» **What you need to do**
Check every line of the entries below for the word "konz", and copy the ones that have it.

Data tied to figure images
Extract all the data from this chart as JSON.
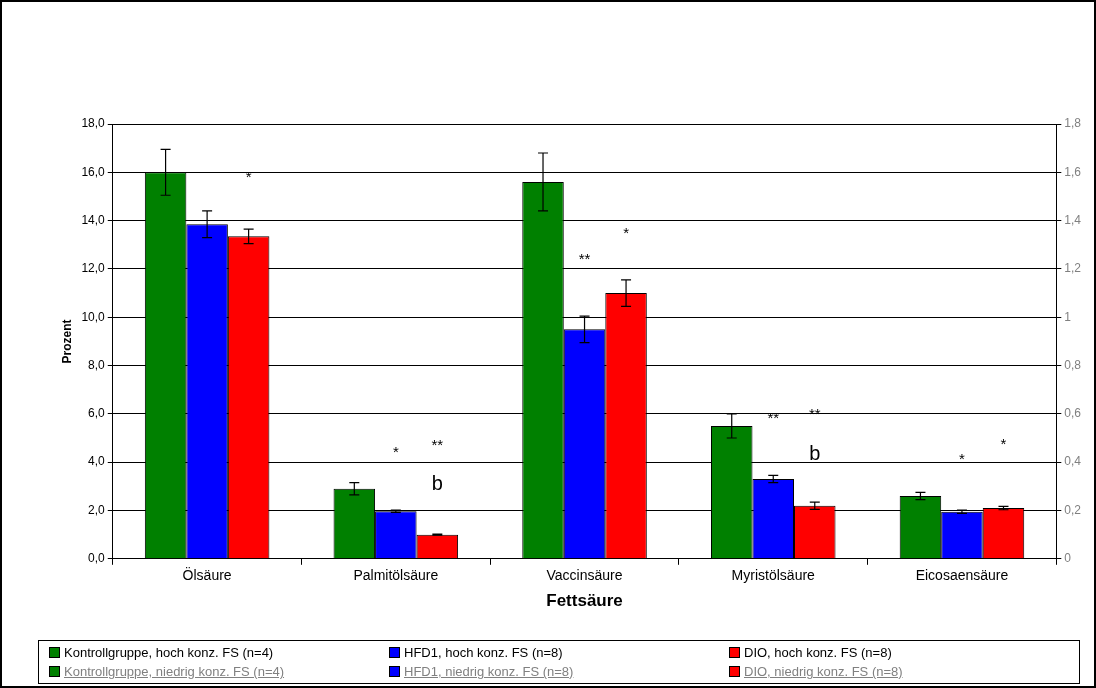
{
  "chart_data": {
    "type": "bar",
    "xlabel": "Fettsäure",
    "ylabel": "Prozent",
    "categories": [
      "Ölsäure",
      "Palmitölsäure",
      "Vaccinsäure",
      "Myristölsäure",
      "Eicosaensäure"
    ],
    "series": [
      {
        "name": "Kontrollgruppe, hoch konz. FS (n=4)",
        "color": "#008000",
        "values": [
          16.0,
          2.9,
          null,
          null,
          null
        ],
        "errors": [
          0.95,
          0.25,
          null,
          null,
          null
        ]
      },
      {
        "name": "HFD1, hoch konz. FS (n=8)",
        "color": "#0000ff",
        "values": [
          13.85,
          1.97,
          null,
          null,
          null
        ],
        "errors": [
          0.55,
          0.05,
          null,
          null,
          null
        ]
      },
      {
        "name": "DIO, hoch konz. FS (n=8)",
        "color": "#ff0000",
        "values": [
          13.35,
          1.0,
          null,
          null,
          null
        ],
        "errors": [
          0.3,
          0.02,
          null,
          null,
          null
        ]
      },
      {
        "name": "Kontrollgruppe, niedrig konz. FS (n=4)",
        "color": "#008000",
        "axis": "y2",
        "values": [
          null,
          null,
          1.56,
          0.55,
          0.26
        ],
        "errors": [
          null,
          null,
          0.12,
          0.05,
          0.015
        ]
      },
      {
        "name": "HFD1, niedrig konz. FS (n=8)",
        "color": "#0000ff",
        "axis": "y2",
        "values": [
          null,
          null,
          0.95,
          0.33,
          0.195
        ],
        "errors": [
          null,
          null,
          0.055,
          0.015,
          0.007
        ]
      },
      {
        "name": "DIO, niedrig konz. FS (n=8)",
        "color": "#ff0000",
        "axis": "y2",
        "values": [
          null,
          null,
          1.1,
          0.22,
          0.21
        ],
        "errors": [
          null,
          null,
          0.055,
          0.015,
          0.007
        ]
      }
    ],
    "ylim": [
      0,
      18
    ],
    "yticks": [
      {
        "value": 0,
        "label": "0,0"
      },
      {
        "value": 2,
        "label": "2,0"
      },
      {
        "value": 4,
        "label": "4,0"
      },
      {
        "value": 6,
        "label": "6,0"
      },
      {
        "value": 8,
        "label": "8,0"
      },
      {
        "value": 10,
        "label": "10,0"
      },
      {
        "value": 12,
        "label": "12,0"
      },
      {
        "value": 14,
        "label": "14,0"
      },
      {
        "value": 16,
        "label": "16,0"
      },
      {
        "value": 18,
        "label": "18,0"
      }
    ],
    "y2lim": [
      0,
      1.8
    ],
    "y2ticks": [
      0,
      {
        "value": 0.2,
        "label": "0,2"
      },
      {
        "value": 0.4,
        "label": "0,4"
      },
      {
        "value": 0.6,
        "label": "0,6"
      },
      {
        "value": 0.8,
        "label": "0,8"
      },
      1,
      {
        "value": 1.2,
        "label": "1,2"
      },
      {
        "value": 1.4,
        "label": "1,4"
      },
      {
        "value": 1.6,
        "label": "1,6"
      },
      {
        "value": 1.8,
        "label": "1,8"
      }
    ],
    "grid": "y",
    "legend": "bottom",
    "annotations": [
      "*",
      "*",
      "**",
      "b",
      "**",
      "*",
      "**",
      "**",
      "b",
      "*",
      "*"
    ]
  }
}
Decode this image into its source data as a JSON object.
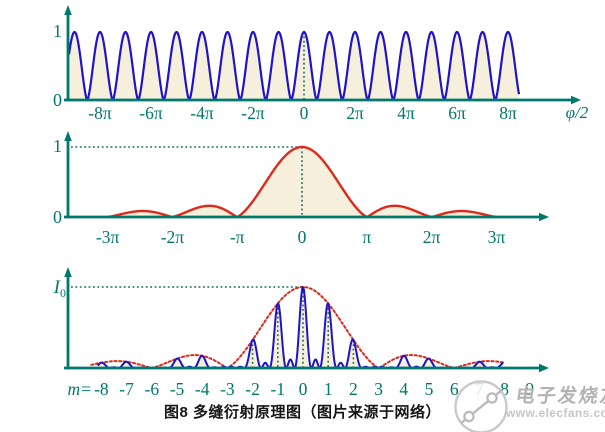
{
  "caption": "图8 多缝衍射原理图（图片来源于网络）",
  "watermark": {
    "brand": "电子发烧友",
    "url": "www.elecfans.com",
    "logo": "elecfans-circuit-logo"
  },
  "colors": {
    "axis": "#00786c",
    "tick_text": "#00786c",
    "curve_blue": "#2013c8",
    "curve_red": "#dd2a1c",
    "fill_cream": "#f6efdc",
    "guide_dotted": "#0f6e58",
    "caption_text": "#161616",
    "watermark_gray": "#b5b5b5"
  },
  "chart_data": [
    {
      "type": "line",
      "id": "interference-term",
      "xlabel": "φ/2",
      "ytick_labels": [
        "1",
        "0"
      ],
      "ylim": [
        0,
        1
      ],
      "xtick_labels": [
        "-8π",
        "-6π",
        "-4π",
        "-2π",
        "0",
        "2π",
        "4π",
        "6π",
        "8π"
      ],
      "xtick_positions_pi": [
        -8,
        -6,
        -4,
        -2,
        0,
        2,
        4,
        6,
        8
      ],
      "series": [
        {
          "name": "multi-beam interference pattern",
          "color_key": "curve_blue",
          "fill_key": "fill_cream",
          "function": "|cos(pi*t)|^1.6 (cos-squared-like peaks)",
          "t_range_pi": [
            -9.22,
            8.45
          ],
          "maxima": "value 1 at every integer multiple of pi",
          "zeros": "at every half-integer multiple of pi"
        }
      ],
      "guides": [
        {
          "kind": "vertical-dotted",
          "at_pi": 0
        }
      ]
    },
    {
      "type": "line",
      "id": "diffraction-envelope",
      "ytick_labels": [
        "1",
        "0"
      ],
      "ylim": [
        0,
        1
      ],
      "xtick_labels": [
        "-3π",
        "-2π",
        "-π",
        "0",
        "π",
        "2π",
        "3π"
      ],
      "xtick_positions_pi": [
        -3,
        -2,
        -1,
        0,
        1,
        2,
        3
      ],
      "series": [
        {
          "name": "single-slit diffraction envelope",
          "color_key": "curve_red",
          "fill_key": "fill_cream",
          "function": "|sinc(pi*u)|^1.2 (sinc-squared-like)",
          "t_range_pi": [
            -3,
            3
          ],
          "central_maximum": {
            "at_pi": 0,
            "value": 1
          },
          "zeros_at_pi": [
            -3,
            -2,
            -1,
            1,
            2,
            3
          ],
          "side_lobe_maxima": [
            {
              "at_pi": -2.46,
              "value": 0.09
            },
            {
              "at_pi": -1.43,
              "value": 0.16
            },
            {
              "at_pi": 1.43,
              "value": 0.16
            },
            {
              "at_pi": 2.46,
              "value": 0.09
            }
          ]
        }
      ],
      "guides": [
        {
          "kind": "horizontal-dotted",
          "at_y": 1
        },
        {
          "kind": "vertical-dotted",
          "at_pi": 0
        }
      ]
    },
    {
      "type": "line",
      "id": "multi-slit-diffraction-result",
      "ylabel": "I0",
      "ylim": [
        0,
        1
      ],
      "xtick_prefix": "m=",
      "xtick_labels": [
        "-8",
        "-7",
        "-6",
        "-5",
        "-4",
        "-3",
        "-2",
        "-1",
        "0",
        "1",
        "2",
        "3",
        "4",
        "5",
        "6",
        "7",
        "8",
        "9"
      ],
      "xtick_positions_m": [
        -8,
        -7,
        -6,
        -5,
        -4,
        -3,
        -2,
        -1,
        0,
        1,
        2,
        3,
        4,
        5,
        6,
        7,
        8,
        9
      ],
      "series": [
        {
          "name": "resultant multi-slit intensity",
          "color_key": "curve_blue",
          "fill_key": "fill_cream",
          "function": "|sinc(pi*m/3)|^1.2 * (sin(3*pi*m)/(3*sin(pi*m)))^2",
          "m_range": [
            -8.15,
            7.95
          ],
          "principal_maxima": [
            {
              "m": -8,
              "value": 0.07
            },
            {
              "m": -7,
              "value": 0.08
            },
            {
              "m": -5,
              "value": 0.12
            },
            {
              "m": -4,
              "value": 0.15
            },
            {
              "m": -2,
              "value": 0.35
            },
            {
              "m": -1,
              "value": 0.8
            },
            {
              "m": 0,
              "value": 1
            },
            {
              "m": 1,
              "value": 0.8
            },
            {
              "m": 2,
              "value": 0.35
            },
            {
              "m": 4,
              "value": 0.15
            },
            {
              "m": 5,
              "value": 0.12
            },
            {
              "m": 7,
              "value": 0.08
            },
            {
              "m": 8,
              "value": 0.07
            }
          ],
          "missing_orders": [
            -6,
            -3,
            3,
            6
          ]
        },
        {
          "name": "diffraction envelope",
          "color_key": "curve_red",
          "style": "dotted",
          "function": "|sinc(pi*m/3)|^1.2",
          "m_range": [
            -8.4,
            8.05
          ],
          "zeros_at_m": [
            -6,
            -3,
            3,
            6
          ]
        }
      ],
      "guides": [
        {
          "kind": "horizontal-dotted",
          "at_y": 1
        },
        {
          "kind": "vertical-dotted",
          "at_m": -2
        },
        {
          "kind": "vertical-dotted",
          "at_m": -1
        },
        {
          "kind": "vertical-dotted",
          "at_m": 0
        },
        {
          "kind": "vertical-dotted",
          "at_m": 1
        },
        {
          "kind": "vertical-dotted",
          "at_m": 2
        }
      ]
    }
  ]
}
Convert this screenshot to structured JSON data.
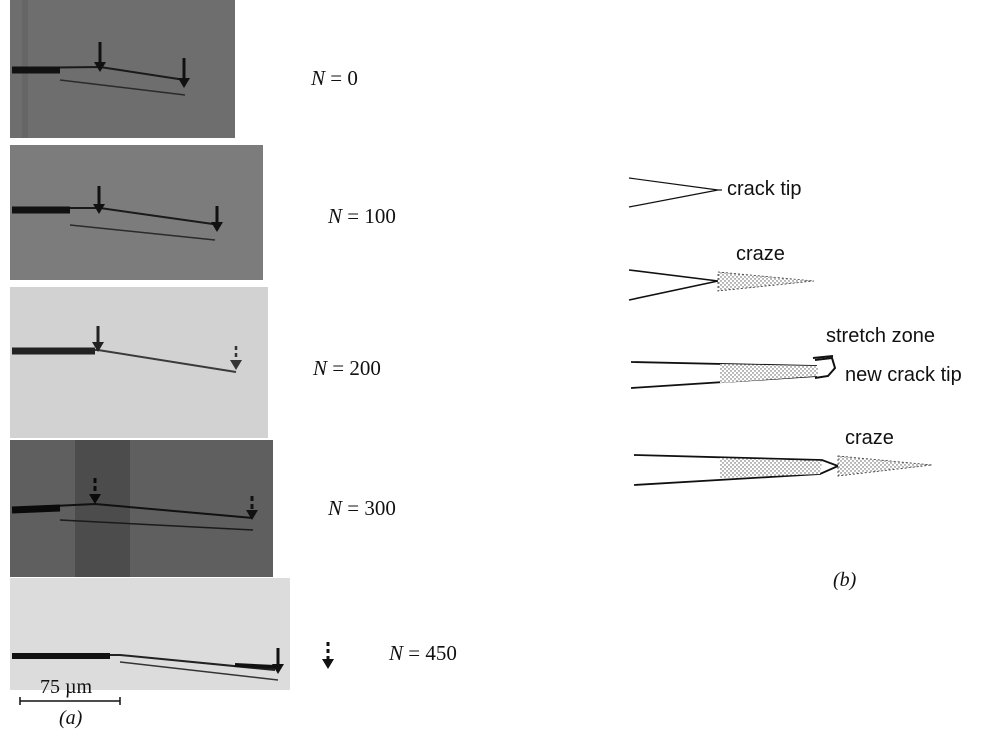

» **Task solution**
        "name": "Kontrollgruppe, hoch konz. FS (n=4)",
        "name": "HFD1, hoch konz. FS (n=8)",
        "name": "DIO, hoch konz. FS (n=8)",
        "name": "Kontrollgruppe, niedrig konz. FS (n=4)",
        "name": "HFD1, niedrig konz. FS (n=8)",
        "name": "DIO, niedrig konz. FS (n=8)",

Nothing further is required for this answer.